Print the entire listing below word for word, excluding its pictures.

Data shown:
****************************************
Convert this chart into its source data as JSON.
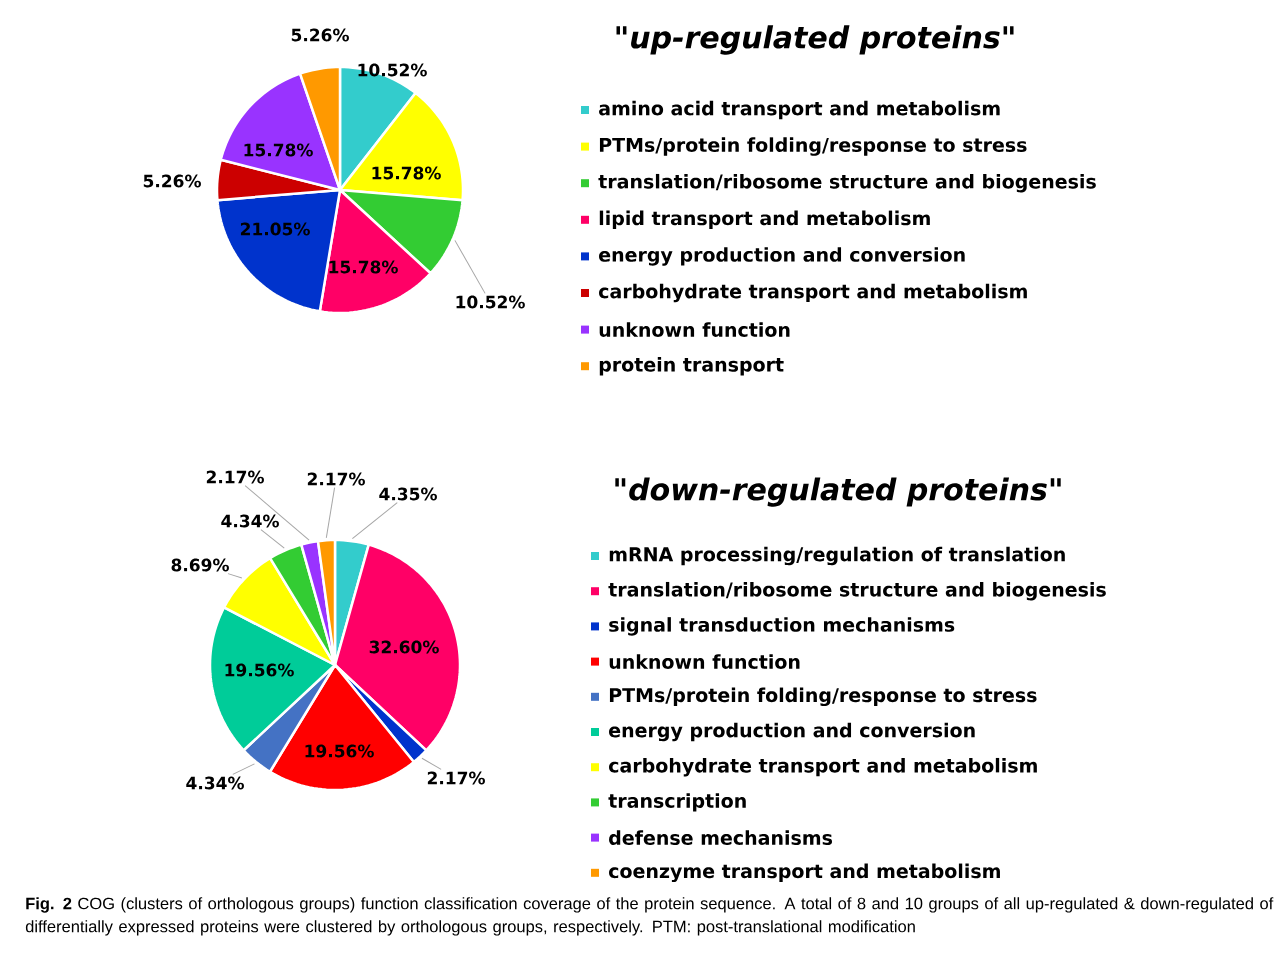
{
  "chart_data": [
    {
      "type": "pie",
      "title": "\"up-regulated proteins\"",
      "legend": "right",
      "categories": [
        "amino acid transport and metabolism",
        "PTMs/protein folding/response to stress",
        "translation/ribosome structure and biogenesis",
        "lipid transport and metabolism",
        "energy production and conversion",
        "carbohydrate transport and metabolism",
        "unknown function",
        "protein transport"
      ],
      "values": [
        10.52,
        15.78,
        10.52,
        15.78,
        21.05,
        5.26,
        15.78,
        5.26
      ],
      "value_labels": [
        "10.52%",
        "15.78%",
        "10.52%",
        "15.78%",
        "21.05%",
        "5.26%",
        "15.78%",
        "5.26%"
      ],
      "colors": [
        "#33cccc",
        "#ffff00",
        "#33cc33",
        "#ff0066",
        "#0033cc",
        "#cc0000",
        "#9933ff",
        "#ff9900"
      ]
    },
    {
      "type": "pie",
      "title": "\"down-regulated proteins\"",
      "legend": "right",
      "categories": [
        "mRNA processing/regulation of translation",
        "translation/ribosome structure and biogenesis",
        "signal transduction mechanisms",
        "unknown function",
        "PTMs/protein folding/response to stress",
        "energy production and conversion",
        "carbohydrate transport and metabolism",
        "transcription",
        "defense mechanisms",
        "coenzyme transport and metabolism"
      ],
      "values": [
        4.35,
        32.6,
        2.17,
        19.56,
        4.34,
        19.56,
        8.69,
        4.34,
        2.17,
        2.17
      ],
      "value_labels": [
        "4.35%",
        "32.60%",
        "2.17%",
        "19.56%",
        "4.34%",
        "19.56%",
        "8.69%",
        "4.34%",
        "2.17%",
        "2.17%"
      ],
      "colors": [
        "#33cccc",
        "#ff0066",
        "#0033cc",
        "#ff0000",
        "#4472c4",
        "#00cc99",
        "#ffff00",
        "#33cc33",
        "#9933ff",
        "#ff9900"
      ],
      "annotations": [
        "**Fig. 2** COG (clusters of orthologous groups) function classification coverage of the protein sequence. A total of 8 and 10 groups of all up-regulated & down-regulated of differentially expressed proteins were clustered by orthologous groups, respectively. PTM: post-translational modification"
      ]
    }
  ]
}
****************************************
Your solution:
Convert this chart into its source data as JSON.
{
  "chart_data": [
    {
      "type": "pie",
      "title": "\"up-regulated proteins\"",
      "legend": "right",
      "categories": [
        "amino acid transport and metabolism",
        "PTMs/protein folding/response to stress",
        "translation/ribosome structure and biogenesis",
        "lipid transport and metabolism",
        "energy production and conversion",
        "carbohydrate transport and metabolism",
        "unknown function",
        "protein transport"
      ],
      "values": [
        10.52,
        15.78,
        10.52,
        15.78,
        21.05,
        5.26,
        15.78,
        5.26
      ],
      "value_labels": [
        "10.52%",
        "15.78%",
        "10.52%",
        "15.78%",
        "21.05%",
        "5.26%",
        "15.78%",
        "5.26%"
      ],
      "colors": [
        "#33cccc",
        "#ffff00",
        "#33cc33",
        "#ff0066",
        "#0033cc",
        "#cc0000",
        "#9933ff",
        "#ff9900"
      ]
    },
    {
      "type": "pie",
      "title": "\"down-regulated proteins\"",
      "legend": "right",
      "categories": [
        "mRNA processing/regulation of translation",
        "translation/ribosome structure and biogenesis",
        "signal transduction mechanisms",
        "unknown function",
        "PTMs/protein folding/response to stress",
        "energy production and conversion",
        "carbohydrate transport and metabolism",
        "transcription",
        "defense mechanisms",
        "coenzyme transport and metabolism"
      ],
      "values": [
        4.35,
        32.6,
        2.17,
        19.56,
        4.34,
        19.56,
        8.69,
        4.34,
        2.17,
        2.17
      ],
      "value_labels": [
        "4.35%",
        "32.60%",
        "2.17%",
        "19.56%",
        "4.34%",
        "19.56%",
        "8.69%",
        "4.34%",
        "2.17%",
        "2.17%"
      ],
      "colors": [
        "#33cccc",
        "#ff0066",
        "#0033cc",
        "#ff0000",
        "#4472c4",
        "#00cc99",
        "#ffff00",
        "#33cc33",
        "#9933ff",
        "#ff9900"
      ],
      "annotations": [
        "**Fig. 2** COG (clusters of orthologous groups) function classification coverage of the protein sequence. A total of 8 and 10 groups of all up-regulated & down-regulated of differentially expressed proteins were clustered by orthologous groups, respectively. PTM: post-translational modification"
      ]
    }
  ]
}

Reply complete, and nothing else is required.